### Written problem
Search the records below for the word "TradingView". Pull out each line that has it.

### Recorded information
-=-=-
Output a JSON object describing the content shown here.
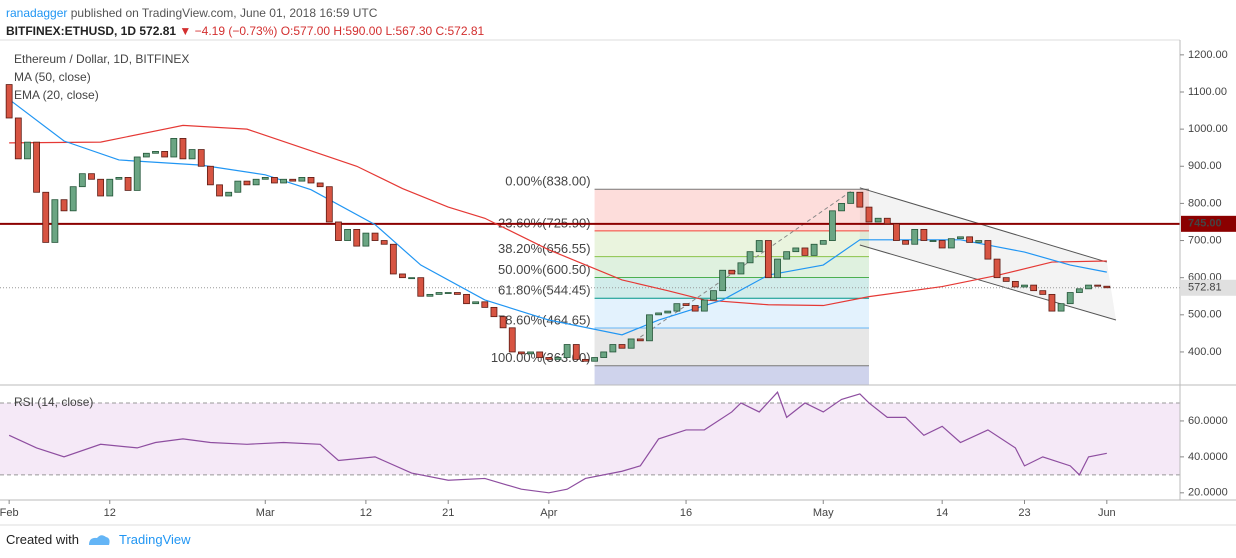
{
  "header": {
    "publisher": "ranadagger",
    "published": "published on TradingView.com, June 01, 2018 16:59 UTC",
    "symbol": "BITFINEX:ETHUSD, 1D",
    "last": "572.81",
    "arrow": "▼",
    "change": "−4.19 (−0.73%)",
    "ohlc": "O:577.00 H:590.00 L:567.30 C:572.81"
  },
  "chart_data": [
    {
      "type": "candlestick",
      "title": "Ethereum / Dollar, 1D, BITFINEX",
      "x": [
        0,
        1,
        2,
        3,
        4,
        5,
        6,
        7,
        8,
        9,
        10,
        11,
        12,
        13,
        14,
        15,
        16,
        17,
        18,
        19,
        20,
        21,
        22,
        23,
        24,
        25,
        26,
        27,
        28,
        29,
        30,
        31,
        32,
        33,
        34,
        35,
        36,
        37,
        38,
        39,
        40,
        41,
        42,
        43,
        44,
        45,
        46,
        47,
        48,
        49,
        50,
        51,
        52,
        53,
        54,
        55,
        56,
        57,
        58,
        59,
        60,
        61,
        62,
        63,
        64,
        65,
        66,
        67,
        68,
        69,
        70,
        71,
        72,
        73,
        74,
        75,
        76,
        77,
        78,
        79,
        80,
        81,
        82,
        83,
        84,
        85,
        86,
        87,
        88,
        89,
        90,
        91,
        92,
        93,
        94,
        95,
        96,
        97,
        98,
        99,
        100,
        101,
        102,
        103,
        104,
        105,
        106,
        107,
        108,
        109,
        110,
        111,
        112,
        113,
        114,
        115,
        116,
        117,
        118,
        119,
        120
      ],
      "open": [
        1120,
        1030,
        920,
        965,
        830,
        695,
        810,
        780,
        845,
        880,
        865,
        820,
        865,
        870,
        835,
        925,
        935,
        940,
        925,
        975,
        920,
        945,
        900,
        850,
        820,
        830,
        860,
        850,
        865,
        870,
        855,
        865,
        860,
        870,
        855,
        845,
        750,
        700,
        730,
        685,
        720,
        700,
        690,
        610,
        600,
        600,
        550,
        555,
        560,
        560,
        555,
        530,
        535,
        520,
        495,
        465,
        400,
        395,
        400,
        385,
        380,
        385,
        420,
        380,
        375,
        385,
        400,
        420,
        410,
        435,
        430,
        500,
        505,
        510,
        530,
        525,
        510,
        540,
        565,
        620,
        610,
        640,
        670,
        700,
        600,
        650,
        670,
        680,
        660,
        690,
        700,
        780,
        800,
        830,
        790,
        750,
        760,
        745,
        700,
        690,
        730,
        700,
        700,
        680,
        705,
        710,
        695,
        700,
        650,
        600,
        590,
        575,
        580,
        565,
        555,
        510,
        530,
        560,
        570,
        580,
        577
      ],
      "close": [
        1030,
        920,
        965,
        830,
        695,
        810,
        780,
        845,
        880,
        865,
        820,
        865,
        870,
        835,
        925,
        935,
        940,
        925,
        975,
        920,
        945,
        900,
        850,
        820,
        830,
        860,
        850,
        865,
        870,
        855,
        865,
        860,
        870,
        855,
        845,
        750,
        700,
        730,
        685,
        720,
        700,
        690,
        610,
        600,
        600,
        550,
        555,
        560,
        560,
        555,
        530,
        535,
        520,
        495,
        465,
        400,
        395,
        400,
        385,
        380,
        385,
        420,
        380,
        375,
        385,
        400,
        420,
        410,
        435,
        430,
        500,
        505,
        510,
        530,
        525,
        510,
        540,
        565,
        620,
        610,
        640,
        670,
        700,
        600,
        650,
        670,
        680,
        660,
        690,
        700,
        780,
        800,
        830,
        790,
        750,
        760,
        745,
        700,
        690,
        730,
        700,
        700,
        680,
        705,
        710,
        695,
        700,
        650,
        600,
        590,
        575,
        580,
        565,
        555,
        510,
        530,
        560,
        570,
        580,
        577,
        572.81
      ],
      "up_color": "#6ba583",
      "down_color": "#d75442",
      "lines": [
        {
          "name": "MA (50, close)",
          "color": "#e53935",
          "x": [
            0,
            10,
            19,
            26,
            32,
            38,
            43,
            48,
            52,
            59,
            67,
            72,
            76,
            83,
            89,
            94,
            102,
            108,
            114,
            120
          ],
          "values": [
            963,
            965,
            1010,
            1000,
            950,
            900,
            840,
            790,
            760,
            675,
            594,
            565,
            540,
            527,
            525,
            549,
            576,
            606,
            642,
            645
          ]
        },
        {
          "name": "EMA (20, close)",
          "color": "#2196f3",
          "x": [
            0,
            6,
            12,
            21,
            28,
            33,
            40,
            45,
            52,
            59,
            67,
            71,
            78,
            83,
            89,
            93,
            100,
            104,
            111,
            116,
            120
          ],
          "values": [
            1080,
            968,
            917,
            903,
            877,
            837,
            743,
            634,
            540,
            486,
            446,
            486,
            540,
            607,
            634,
            702,
            702,
            702,
            669,
            634,
            615
          ]
        }
      ],
      "fibonacci": {
        "x": [
          64,
          94
        ],
        "below_color": "#9fa8da",
        "levels": [
          {
            "value": 838,
            "label": "0.00%(838.00)",
            "color": "#787878"
          },
          {
            "value": 725.9,
            "label": "23.60%(725.90)",
            "color": "#f44336"
          },
          {
            "value": 656.55,
            "label": "38.20%(656.55)",
            "color": "#8bc34a"
          },
          {
            "value": 600.5,
            "label": "50.00%(600.50)",
            "color": "#4caf50"
          },
          {
            "value": 544.45,
            "label": "61.80%(544.45)",
            "color": "#009688"
          },
          {
            "value": 464.65,
            "label": "78.60%(464.65)",
            "color": "#64b5f6"
          },
          {
            "value": 363,
            "label": "100.00%(363.00)",
            "color": "#787878"
          }
        ]
      },
      "channel": {
        "upper": {
          "x": [
            93,
            120
          ],
          "values": [
            842,
            642
          ]
        },
        "lower": {
          "x": [
            93,
            121
          ],
          "values": [
            688,
            486
          ]
        }
      },
      "trendline": {
        "x": [
          69,
          92
        ],
        "values": [
          440,
          832
        ]
      },
      "hline": {
        "value": 745,
        "label": "745.00",
        "color": "#8b0000"
      },
      "last_price": {
        "value": 572.81,
        "label": "572.81"
      },
      "xlim": [
        -1,
        128
      ],
      "ylim": [
        311,
        1240
      ],
      "yticks": [
        {
          "value": 400,
          "label": "400.00"
        },
        {
          "value": 500,
          "label": "500.00"
        },
        {
          "value": 600,
          "label": "600.00"
        },
        {
          "value": 700,
          "label": "700.00"
        },
        {
          "value": 800,
          "label": "800.00"
        },
        {
          "value": 900,
          "label": "900.00"
        },
        {
          "value": 1000,
          "label": "1000.00"
        },
        {
          "value": 1100,
          "label": "1100.00"
        },
        {
          "value": 1200,
          "label": "1200.00"
        }
      ]
    },
    {
      "type": "line",
      "title": "RSI (14, close)",
      "color": "#8e4ea0",
      "x": [
        0,
        3,
        6,
        10,
        14,
        16,
        19,
        22,
        26,
        30,
        34,
        36,
        40,
        44,
        48,
        52,
        56,
        59,
        61,
        63,
        67,
        69,
        71,
        74,
        76,
        79,
        80,
        82,
        84,
        85,
        87,
        89,
        91,
        93,
        94,
        96,
        98,
        100,
        102,
        104,
        107,
        110,
        111,
        113,
        116,
        117,
        118,
        120
      ],
      "values": [
        52,
        45,
        40,
        47,
        45,
        48,
        50,
        48,
        47,
        48,
        47,
        38,
        40,
        31,
        27,
        28,
        22,
        20,
        22,
        28,
        32,
        35,
        50,
        55,
        55,
        65,
        70,
        65,
        76,
        62,
        70,
        65,
        72,
        75,
        70,
        62,
        62,
        52,
        57,
        48,
        55,
        45,
        35,
        40,
        35,
        30,
        40,
        42
      ],
      "band": [
        30,
        70
      ],
      "band_color": "#9c27b0",
      "xlim": [
        -1,
        128
      ],
      "ylim": [
        16,
        80
      ],
      "yticks": [
        {
          "value": 20,
          "label": "20.0000"
        },
        {
          "value": 40,
          "label": "40.0000"
        },
        {
          "value": 60,
          "label": "60.0000"
        }
      ],
      "xticks": [
        {
          "value": 0,
          "label": "Feb"
        },
        {
          "value": 11,
          "label": "12"
        },
        {
          "value": 28,
          "label": "Mar"
        },
        {
          "value": 39,
          "label": "12"
        },
        {
          "value": 48,
          "label": "21"
        },
        {
          "value": 59,
          "label": "Apr"
        },
        {
          "value": 74,
          "label": "16"
        },
        {
          "value": 89,
          "label": "May"
        },
        {
          "value": 102,
          "label": "14"
        },
        {
          "value": 111,
          "label": "23"
        },
        {
          "value": 120,
          "label": "Jun"
        }
      ]
    }
  ],
  "footer": {
    "created": "Created with",
    "brand": "TradingView"
  }
}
-=-=-
### Output
    "published": "published on TradingView.com, June 01, 2018 16:59 UTC",
    "brand": "TradingView"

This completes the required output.